MATERIAL SHOWN>
** Begin **

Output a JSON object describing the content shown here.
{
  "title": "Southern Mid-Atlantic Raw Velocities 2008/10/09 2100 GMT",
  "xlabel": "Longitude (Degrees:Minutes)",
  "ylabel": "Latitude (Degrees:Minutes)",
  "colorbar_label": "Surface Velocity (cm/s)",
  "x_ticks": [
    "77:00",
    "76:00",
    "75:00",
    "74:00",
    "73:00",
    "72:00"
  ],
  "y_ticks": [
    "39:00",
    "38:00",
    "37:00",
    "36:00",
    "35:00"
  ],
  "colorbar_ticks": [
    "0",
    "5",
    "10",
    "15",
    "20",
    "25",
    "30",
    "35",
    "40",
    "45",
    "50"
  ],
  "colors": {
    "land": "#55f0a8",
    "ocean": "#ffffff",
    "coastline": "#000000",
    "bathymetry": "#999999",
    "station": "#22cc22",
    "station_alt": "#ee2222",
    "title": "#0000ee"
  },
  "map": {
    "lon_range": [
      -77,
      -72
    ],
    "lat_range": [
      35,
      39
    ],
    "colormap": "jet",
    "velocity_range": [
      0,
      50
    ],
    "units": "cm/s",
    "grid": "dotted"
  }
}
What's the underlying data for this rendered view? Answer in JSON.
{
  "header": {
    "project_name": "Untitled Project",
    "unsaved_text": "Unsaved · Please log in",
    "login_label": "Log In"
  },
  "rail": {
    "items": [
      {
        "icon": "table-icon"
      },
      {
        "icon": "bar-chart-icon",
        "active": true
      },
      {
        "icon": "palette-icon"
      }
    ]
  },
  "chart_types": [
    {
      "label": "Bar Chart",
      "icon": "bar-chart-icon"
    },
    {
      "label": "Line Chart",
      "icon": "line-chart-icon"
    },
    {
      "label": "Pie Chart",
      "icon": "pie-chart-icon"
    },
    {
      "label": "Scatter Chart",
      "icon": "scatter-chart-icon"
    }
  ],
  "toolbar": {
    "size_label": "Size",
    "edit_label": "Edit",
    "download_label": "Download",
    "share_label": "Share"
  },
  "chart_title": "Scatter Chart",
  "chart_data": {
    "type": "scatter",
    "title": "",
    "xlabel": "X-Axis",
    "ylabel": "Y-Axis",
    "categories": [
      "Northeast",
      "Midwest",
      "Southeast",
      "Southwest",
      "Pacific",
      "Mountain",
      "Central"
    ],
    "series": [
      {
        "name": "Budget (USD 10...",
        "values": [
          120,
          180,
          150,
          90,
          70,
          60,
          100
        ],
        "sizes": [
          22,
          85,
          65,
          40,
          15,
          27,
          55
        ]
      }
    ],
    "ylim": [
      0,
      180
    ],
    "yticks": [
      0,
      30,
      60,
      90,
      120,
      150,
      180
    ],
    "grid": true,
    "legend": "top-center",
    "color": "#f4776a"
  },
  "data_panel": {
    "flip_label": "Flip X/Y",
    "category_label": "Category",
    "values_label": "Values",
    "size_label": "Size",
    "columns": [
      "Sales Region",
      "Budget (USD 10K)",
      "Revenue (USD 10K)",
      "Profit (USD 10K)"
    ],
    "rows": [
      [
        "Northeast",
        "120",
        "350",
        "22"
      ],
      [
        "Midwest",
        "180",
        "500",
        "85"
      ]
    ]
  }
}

** End **

WHAT THE EXERCISE ASKS> Repeat all the entries exactly as given.

FULL SOLUTION>
Output a JSON object describing the content shown here.
{
  "title": "Southern Mid-Atlantic Raw Velocities 2008/10/09 2100 GMT",
  "xlabel": "Longitude (Degrees:Minutes)",
  "ylabel": "Latitude (Degrees:Minutes)",
  "colorbar_label": "Surface Velocity (cm/s)",
  "x_ticks": [
    "77:00",
    "76:00",
    "75:00",
    "74:00",
    "73:00",
    "72:00"
  ],
  "y_ticks": [
    "39:00",
    "38:00",
    "37:00",
    "36:00",
    "35:00"
  ],
  "colorbar_ticks": [
    "0",
    "5",
    "10",
    "15",
    "20",
    "25",
    "30",
    "35",
    "40",
    "45",
    "50"
  ],
  "colors": {
    "land": "#55f0a8",
    "ocean": "#ffffff",
    "coastline": "#000000",
    "bathymetry": "#999999",
    "station": "#22cc22",
    "station_alt": "#ee2222",
    "title": "#0000ee"
  },
  "map": {
    "lon_range": [
      -77,
      -72
    ],
    "lat_range": [
      35,
      39
    ],
    "colormap": "jet",
    "velocity_range": [
      0,
      50
    ],
    "units": "cm/s",
    "grid": "dotted"
  }
}
What's the underlying data for this rendered view? Answer in JSON.
{
  "header": {
    "project_name": "Untitled Project",
    "unsaved_text": "Unsaved · Please log in",
    "login_label": "Log In"
  },
  "rail": {
    "items": [
      {
        "icon": "table-icon"
      },
      {
        "icon": "bar-chart-icon",
        "active": true
      },
      {
        "icon": "palette-icon"
      }
    ]
  },
  "chart_types": [
    {
      "label": "Bar Chart",
      "icon": "bar-chart-icon"
    },
    {
      "label": "Line Chart",
      "icon": "line-chart-icon"
    },
    {
      "label": "Pie Chart",
      "icon": "pie-chart-icon"
    },
    {
      "label": "Scatter Chart",
      "icon": "scatter-chart-icon"
    }
  ],
  "toolbar": {
    "size_label": "Size",
    "edit_label": "Edit",
    "download_label": "Download",
    "share_label": "Share"
  },
  "chart_title": "Scatter Chart",
  "chart_data": {
    "type": "scatter",
    "title": "",
    "xlabel": "X-Axis",
    "ylabel": "Y-Axis",
    "categories": [
      "Northeast",
      "Midwest",
      "Southeast",
      "Southwest",
      "Pacific",
      "Mountain",
      "Central"
    ],
    "series": [
      {
        "name": "Budget (USD 10...",
        "values": [
          120,
          180,
          150,
          90,
          70,
          60,
          100
        ],
        "sizes": [
          22,
          85,
          65,
          40,
          15,
          27,
          55
        ]
      }
    ],
    "ylim": [
      0,
      180
    ],
    "yticks": [
      0,
      30,
      60,
      90,
      120,
      150,
      180
    ],
    "grid": true,
    "legend": "top-center",
    "color": "#f4776a"
  },
  "data_panel": {
    "flip_label": "Flip X/Y",
    "category_label": "Category",
    "values_label": "Values",
    "size_label": "Size",
    "columns": [
      "Sales Region",
      "Budget (USD 10K)",
      "Revenue (USD 10K)",
      "Profit (USD 10K)"
    ],
    "rows": [
      [
        "Northeast",
        "120",
        "350",
        "22"
      ],
      [
        "Midwest",
        "180",
        "500",
        "85"
      ]
    ]
  }
}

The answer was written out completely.